> What this task involves: Pull every line of the entries that has the word "PREFEITURA".

> Stored rows:
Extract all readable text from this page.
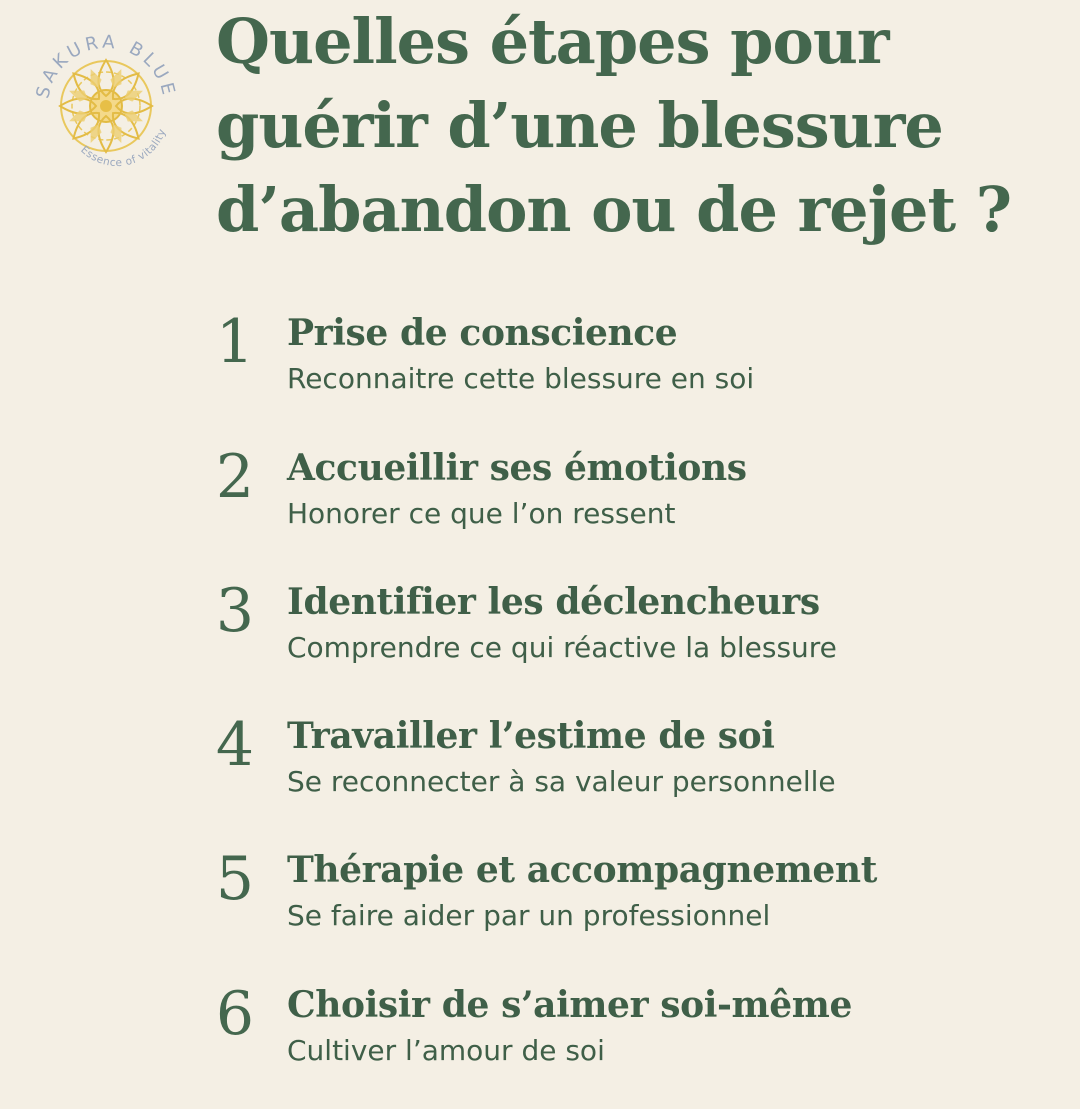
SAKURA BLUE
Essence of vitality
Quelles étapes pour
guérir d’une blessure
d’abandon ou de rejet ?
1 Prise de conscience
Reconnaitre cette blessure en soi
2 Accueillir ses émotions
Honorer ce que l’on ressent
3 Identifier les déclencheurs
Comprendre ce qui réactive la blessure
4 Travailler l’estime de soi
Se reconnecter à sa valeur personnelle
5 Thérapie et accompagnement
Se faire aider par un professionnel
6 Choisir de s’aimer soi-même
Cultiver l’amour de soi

---

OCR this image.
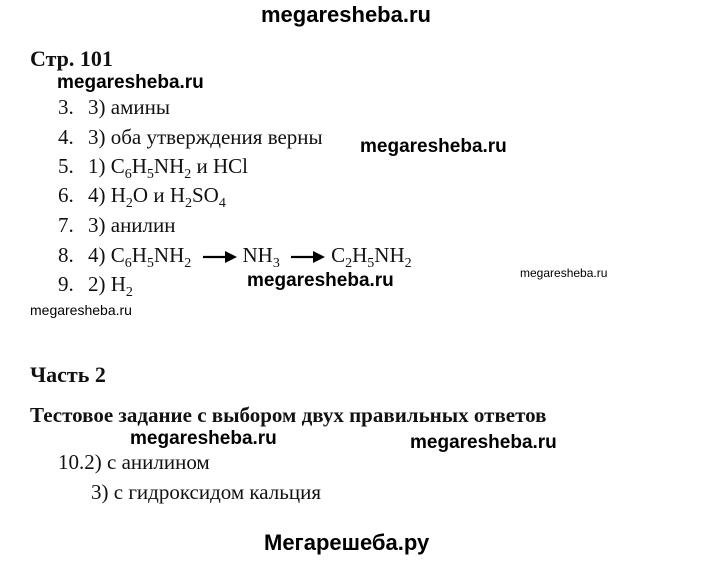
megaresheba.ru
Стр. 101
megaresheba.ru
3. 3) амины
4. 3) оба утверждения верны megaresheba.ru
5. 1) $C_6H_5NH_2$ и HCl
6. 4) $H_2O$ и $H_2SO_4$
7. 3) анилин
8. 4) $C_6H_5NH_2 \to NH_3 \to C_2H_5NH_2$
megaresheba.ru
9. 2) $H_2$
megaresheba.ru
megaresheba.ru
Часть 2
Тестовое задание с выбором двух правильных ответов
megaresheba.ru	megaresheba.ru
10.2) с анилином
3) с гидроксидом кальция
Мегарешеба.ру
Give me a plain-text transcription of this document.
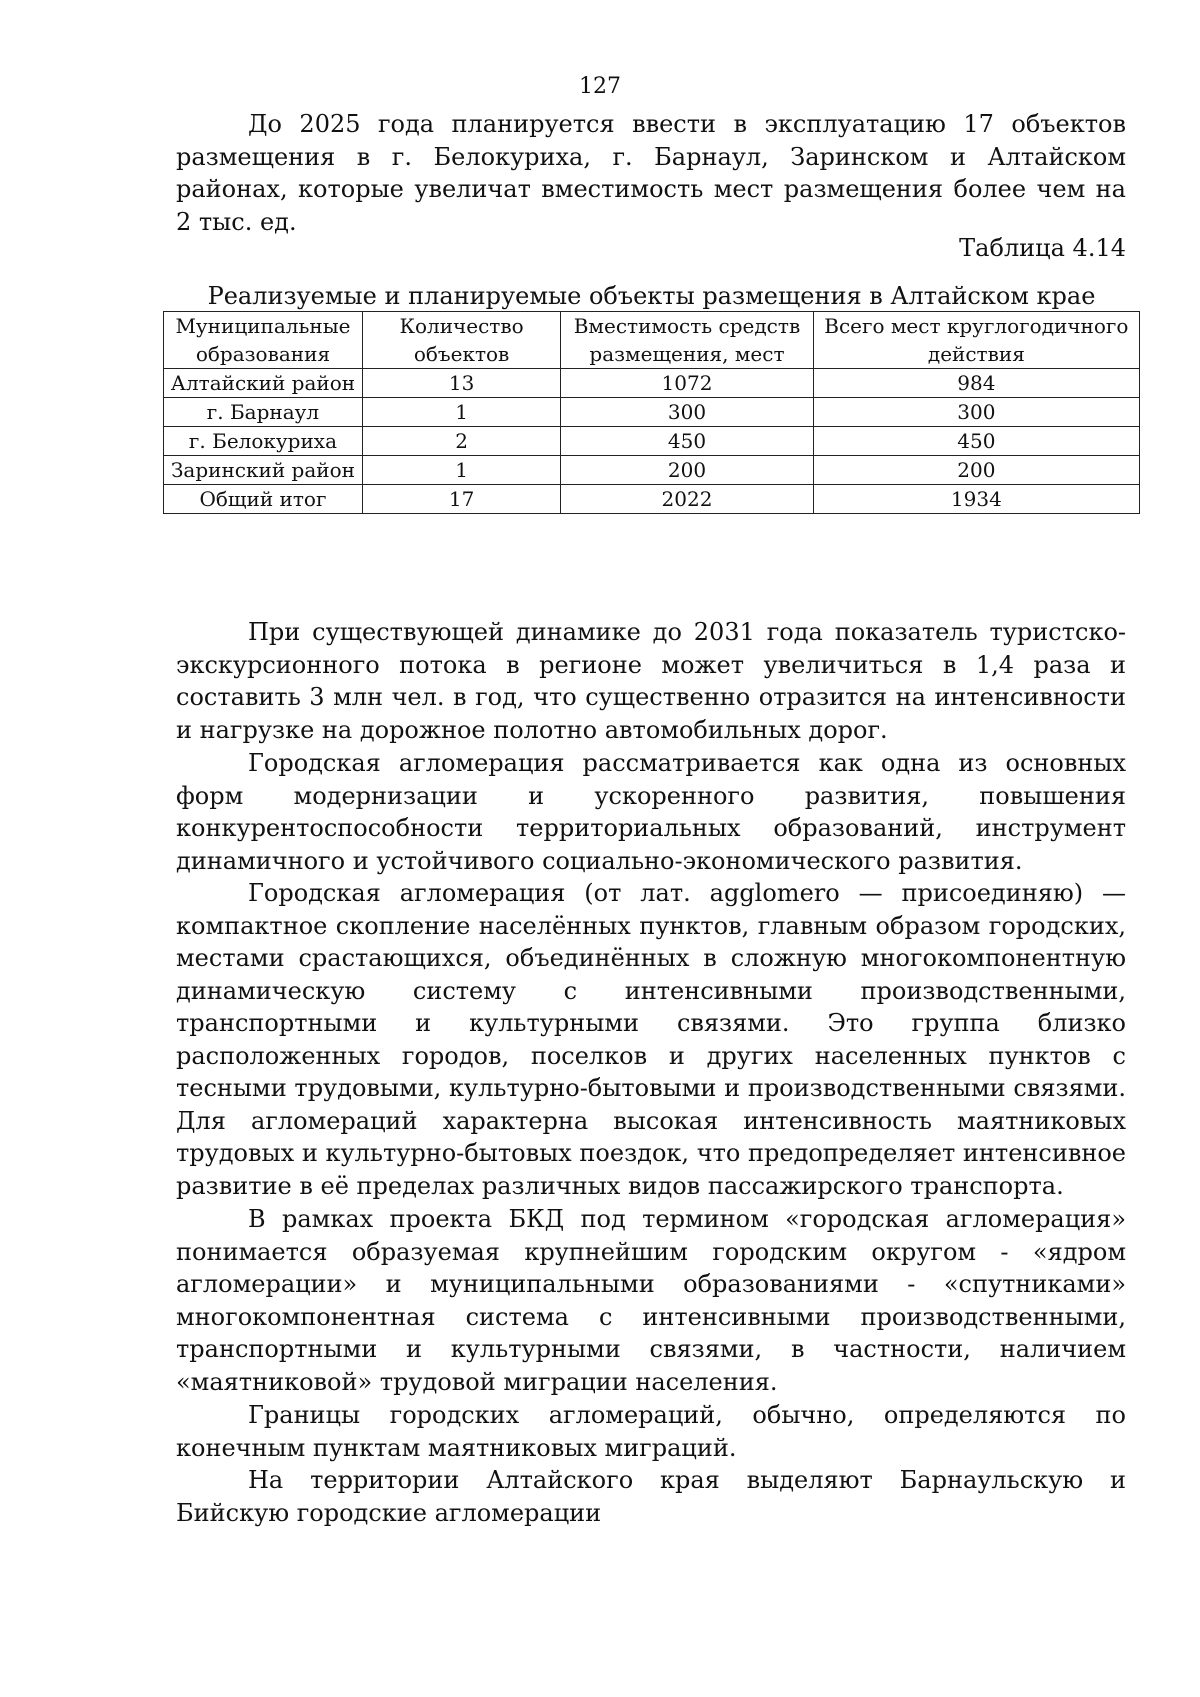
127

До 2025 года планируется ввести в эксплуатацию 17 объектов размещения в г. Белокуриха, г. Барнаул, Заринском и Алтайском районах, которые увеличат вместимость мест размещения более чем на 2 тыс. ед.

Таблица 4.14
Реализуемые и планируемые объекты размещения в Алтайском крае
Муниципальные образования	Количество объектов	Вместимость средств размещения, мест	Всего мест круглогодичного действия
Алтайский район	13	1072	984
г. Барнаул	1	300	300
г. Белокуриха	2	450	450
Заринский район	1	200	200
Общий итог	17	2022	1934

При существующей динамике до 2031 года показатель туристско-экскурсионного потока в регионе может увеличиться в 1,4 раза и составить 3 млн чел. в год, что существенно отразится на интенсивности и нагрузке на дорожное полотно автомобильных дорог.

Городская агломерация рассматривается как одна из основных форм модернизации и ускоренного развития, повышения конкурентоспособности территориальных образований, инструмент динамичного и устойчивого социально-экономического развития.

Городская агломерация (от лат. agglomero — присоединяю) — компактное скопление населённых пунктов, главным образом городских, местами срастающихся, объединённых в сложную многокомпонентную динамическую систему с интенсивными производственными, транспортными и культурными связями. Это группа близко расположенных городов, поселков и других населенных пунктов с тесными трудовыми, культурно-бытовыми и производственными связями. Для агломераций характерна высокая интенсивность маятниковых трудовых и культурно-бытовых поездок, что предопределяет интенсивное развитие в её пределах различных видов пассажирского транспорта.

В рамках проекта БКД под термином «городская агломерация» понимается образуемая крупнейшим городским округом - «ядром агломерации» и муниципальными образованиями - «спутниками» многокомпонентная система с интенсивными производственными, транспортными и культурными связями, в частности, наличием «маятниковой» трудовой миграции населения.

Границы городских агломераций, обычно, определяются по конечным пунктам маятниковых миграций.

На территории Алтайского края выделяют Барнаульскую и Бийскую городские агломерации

---

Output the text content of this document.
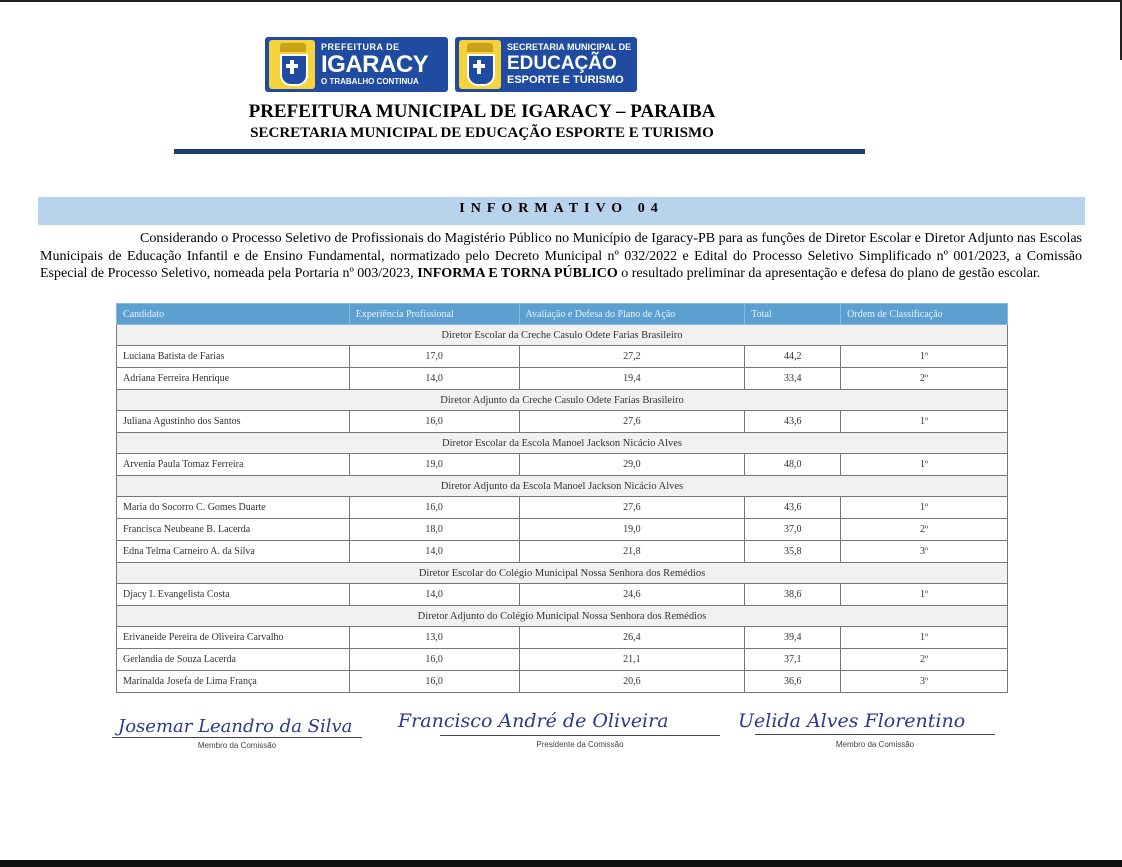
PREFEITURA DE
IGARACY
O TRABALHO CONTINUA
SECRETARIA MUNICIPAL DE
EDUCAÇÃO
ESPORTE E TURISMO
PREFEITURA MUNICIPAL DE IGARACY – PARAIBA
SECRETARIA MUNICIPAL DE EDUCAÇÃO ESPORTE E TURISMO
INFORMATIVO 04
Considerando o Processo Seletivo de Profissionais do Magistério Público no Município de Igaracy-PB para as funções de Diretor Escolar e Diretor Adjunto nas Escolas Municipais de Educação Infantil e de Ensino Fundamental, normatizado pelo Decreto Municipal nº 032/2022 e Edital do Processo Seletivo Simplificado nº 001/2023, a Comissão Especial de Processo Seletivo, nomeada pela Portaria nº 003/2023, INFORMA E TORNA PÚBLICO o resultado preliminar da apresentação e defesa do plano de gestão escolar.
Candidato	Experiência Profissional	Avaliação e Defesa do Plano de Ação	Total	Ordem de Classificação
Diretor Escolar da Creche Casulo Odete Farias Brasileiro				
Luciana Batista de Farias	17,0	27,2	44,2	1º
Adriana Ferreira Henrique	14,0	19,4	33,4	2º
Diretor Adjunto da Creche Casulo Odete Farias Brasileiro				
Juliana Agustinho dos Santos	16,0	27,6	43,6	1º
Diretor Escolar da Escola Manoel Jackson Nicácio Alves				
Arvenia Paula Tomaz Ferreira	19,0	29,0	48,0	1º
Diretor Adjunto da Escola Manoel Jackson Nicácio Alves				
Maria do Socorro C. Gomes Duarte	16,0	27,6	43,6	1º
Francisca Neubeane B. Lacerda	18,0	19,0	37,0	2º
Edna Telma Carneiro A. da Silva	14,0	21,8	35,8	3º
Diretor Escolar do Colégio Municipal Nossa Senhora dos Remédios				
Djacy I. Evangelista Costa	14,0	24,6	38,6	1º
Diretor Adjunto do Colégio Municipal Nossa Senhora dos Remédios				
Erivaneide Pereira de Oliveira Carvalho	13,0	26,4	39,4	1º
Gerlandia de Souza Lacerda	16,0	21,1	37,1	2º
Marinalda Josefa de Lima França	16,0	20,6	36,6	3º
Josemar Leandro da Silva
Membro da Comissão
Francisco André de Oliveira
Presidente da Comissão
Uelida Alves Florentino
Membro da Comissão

> Task solution:
PREFEITURA DE
PREFEITURA MUNICIPAL DE IGARACY – PARAIBA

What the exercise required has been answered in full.